::: SUPPLIED MATERIAL :::
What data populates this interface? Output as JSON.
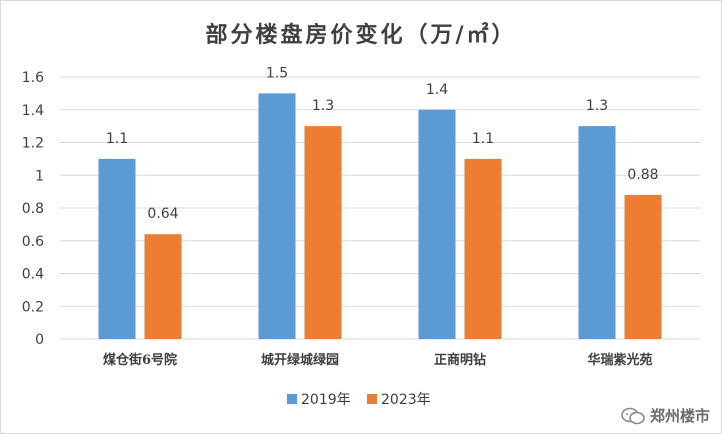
{
  "chart_data": {
    "type": "bar",
    "title": "部分楼盘房价变化（万/㎡）",
    "categories": [
      "煤仓街6号院",
      "城开绿城绿园",
      "正商明钻",
      "华瑞紫光苑"
    ],
    "series": [
      {
        "name": "2019年",
        "values": [
          1.1,
          1.5,
          1.4,
          1.3
        ],
        "labels": [
          "1.1",
          "1.5",
          "1.4",
          "1.3"
        ],
        "color": "#5b9bd5"
      },
      {
        "name": "2023年",
        "values": [
          0.64,
          1.3,
          1.1,
          0.88
        ],
        "labels": [
          "0.64",
          "1.3",
          "1.1",
          "0.88"
        ],
        "color": "#ed7d31"
      }
    ],
    "ylim": [
      0,
      1.6
    ],
    "yticks": [
      "0",
      "0.2",
      "0.4",
      "0.6",
      "0.8",
      "1",
      "1.2",
      "1.4",
      "1.6"
    ],
    "grid": true,
    "legend": "bottom"
  },
  "watermark": {
    "text": "郑州楼市",
    "icon": "wechat-icon"
  }
}
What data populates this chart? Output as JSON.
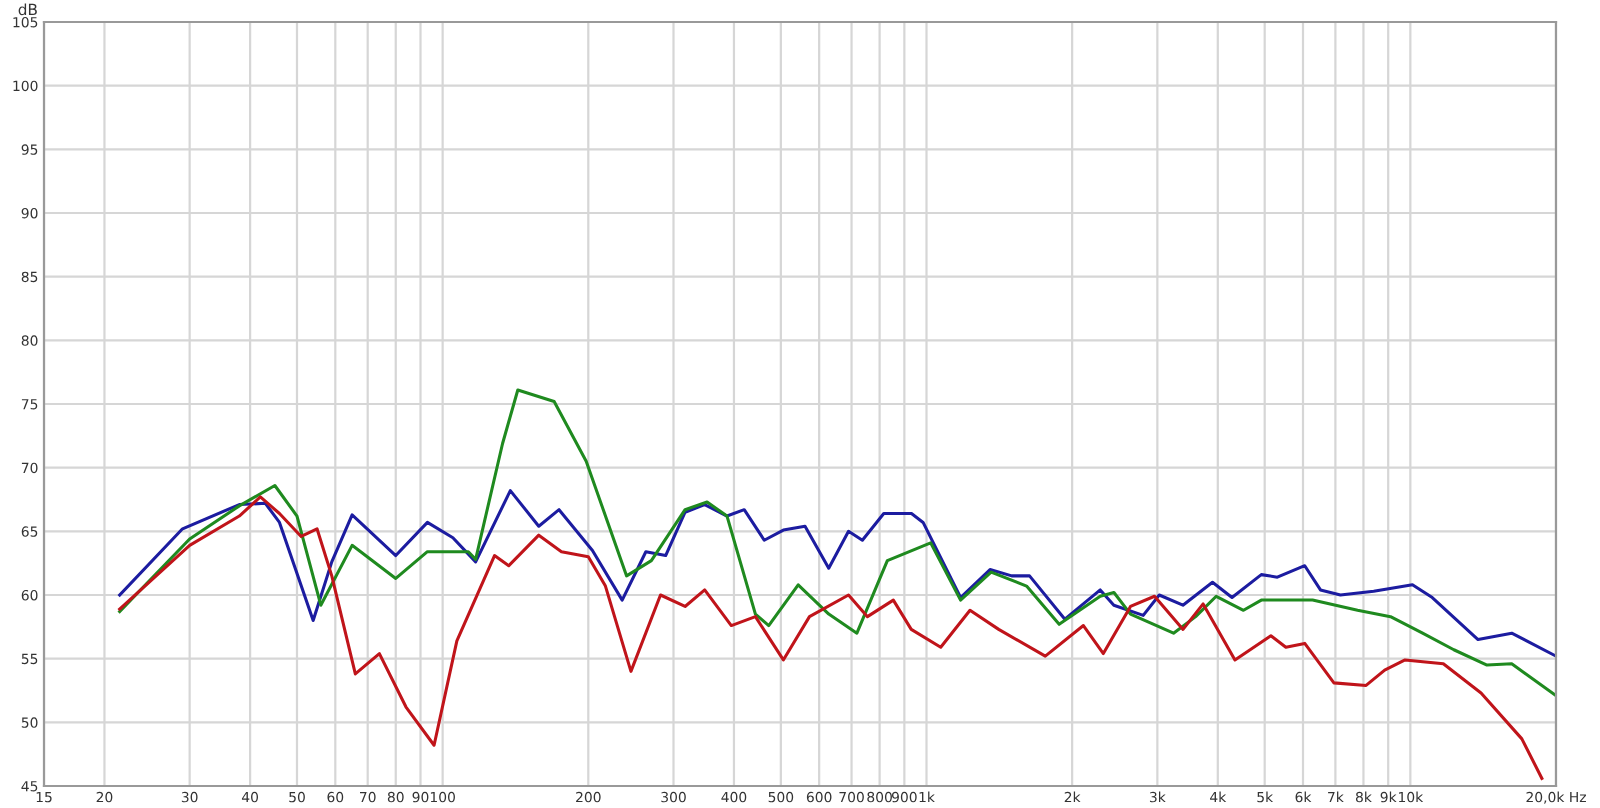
{
  "chart_data": {
    "type": "line",
    "ylabel": "dB",
    "log": "x",
    "grid": true,
    "legend": false,
    "marker": "none",
    "line_style": "solid",
    "xlim": [
      15,
      20000
    ],
    "ylim": [
      45,
      105
    ],
    "xticks": [
      15,
      20,
      30,
      40,
      50,
      60,
      70,
      80,
      90,
      100,
      200,
      300,
      400,
      500,
      600,
      700,
      800,
      900,
      {
        "value": 1000,
        "label": "1k"
      },
      {
        "value": 2000,
        "label": "2k"
      },
      {
        "value": 3000,
        "label": "3k"
      },
      {
        "value": 4000,
        "label": "4k"
      },
      {
        "value": 5000,
        "label": "5k"
      },
      {
        "value": 6000,
        "label": "6k"
      },
      {
        "value": 7000,
        "label": "7k"
      },
      {
        "value": 8000,
        "label": "8k"
      },
      {
        "value": 9000,
        "label": "9k"
      },
      {
        "value": 10000,
        "label": "10k"
      },
      {
        "value": 20000,
        "label": "20,0k Hz"
      }
    ],
    "yticks": [
      45,
      50,
      55,
      60,
      65,
      70,
      75,
      80,
      85,
      90,
      95,
      100,
      105
    ],
    "series": [
      {
        "color": "#1c1ca0",
        "x": [
          21.5,
          29,
          38,
          43,
          46,
          54,
          59,
          65,
          80,
          93,
          105,
          117,
          138,
          158,
          174,
          204,
          235,
          263,
          289,
          317,
          348,
          387,
          420,
          462,
          506,
          561,
          628,
          690,
          737,
          816,
          931,
          984,
          1176,
          1353,
          1500,
          1633,
          1932,
          2286,
          2439,
          2805,
          3027,
          3388,
          3900,
          4280,
          4920,
          5310,
          6050,
          6520,
          7170,
          8400,
          10100,
          11100,
          13800,
          16200,
          20000
        ],
        "values": [
          60,
          65.2,
          67.1,
          67.2,
          65.7,
          58,
          62.6,
          66.3,
          63.1,
          65.7,
          64.5,
          62.6,
          68.2,
          65.4,
          66.7,
          63.5,
          59.6,
          63.4,
          63.1,
          66.5,
          67.1,
          66.2,
          66.7,
          64.3,
          65.1,
          65.4,
          62.1,
          65,
          64.3,
          66.4,
          66.4,
          65.7,
          59.8,
          62,
          61.5,
          61.5,
          58.1,
          60.4,
          59.2,
          58.4,
          60,
          59.2,
          61,
          59.8,
          61.6,
          61.4,
          62.3,
          60.4,
          60,
          60.3,
          60.8,
          59.8,
          56.5,
          57,
          55.2
        ]
      },
      {
        "color": "#1f8a1f",
        "x": [
          21.5,
          30,
          38,
          45,
          50,
          56,
          65,
          80,
          93,
          113,
          117,
          133,
          143,
          170,
          198,
          240,
          270,
          317,
          352,
          387,
          443,
          472,
          543,
          628,
          718,
          830,
          1020,
          1176,
          1360,
          1610,
          1880,
          2286,
          2440,
          2640,
          3240,
          3600,
          3970,
          4520,
          4920,
          6280,
          7780,
          9100,
          10600,
          12300,
          14400,
          16200,
          20000
        ],
        "values": [
          58.7,
          64.4,
          67,
          68.6,
          66.2,
          59.2,
          63.9,
          61.3,
          63.4,
          63.4,
          62.8,
          71.9,
          76.1,
          75.2,
          70.5,
          61.5,
          62.7,
          66.7,
          67.3,
          66.2,
          58.5,
          57.6,
          60.8,
          58.5,
          57,
          62.7,
          64.1,
          59.6,
          61.8,
          60.7,
          57.7,
          59.9,
          60.2,
          58.5,
          57,
          58.3,
          59.9,
          58.8,
          59.6,
          59.6,
          58.8,
          58.3,
          57,
          55.7,
          54.5,
          54.6,
          52.1
        ]
      },
      {
        "color": "#c0141a",
        "x": [
          21.5,
          30,
          38,
          42,
          46,
          51,
          55,
          59,
          66,
          74,
          84,
          96,
          107,
          128,
          137,
          158,
          176,
          200,
          217,
          245,
          282,
          317,
          348,
          395,
          443,
          506,
          573,
          690,
          755,
          854,
          930,
          1070,
          1230,
          1410,
          1760,
          2110,
          2320,
          2640,
          2960,
          3390,
          3730,
          4340,
          5150,
          5530,
          6050,
          6950,
          8100,
          8850,
          9750,
          11700,
          14000,
          17000,
          18700
        ],
        "values": [
          58.9,
          63.9,
          66.2,
          67.7,
          66.4,
          64.6,
          65.2,
          61.5,
          53.8,
          55.4,
          51.2,
          48.2,
          56.4,
          63.1,
          62.3,
          64.7,
          63.4,
          63,
          60.7,
          54,
          60,
          59.1,
          60.4,
          57.6,
          58.3,
          54.9,
          58.3,
          60,
          58.3,
          59.6,
          57.3,
          55.9,
          58.8,
          57.3,
          55.2,
          57.6,
          55.4,
          59.1,
          59.9,
          57.3,
          59.3,
          54.9,
          56.8,
          55.9,
          56.2,
          53.1,
          52.9,
          54.1,
          54.9,
          54.6,
          52.3,
          48.7,
          45.6
        ]
      }
    ]
  }
}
:::
▸ REQUIREMENT
Only the number is wanted: how many lines in the entries above contain the word "this"?

▸ TASK RESPONSE
2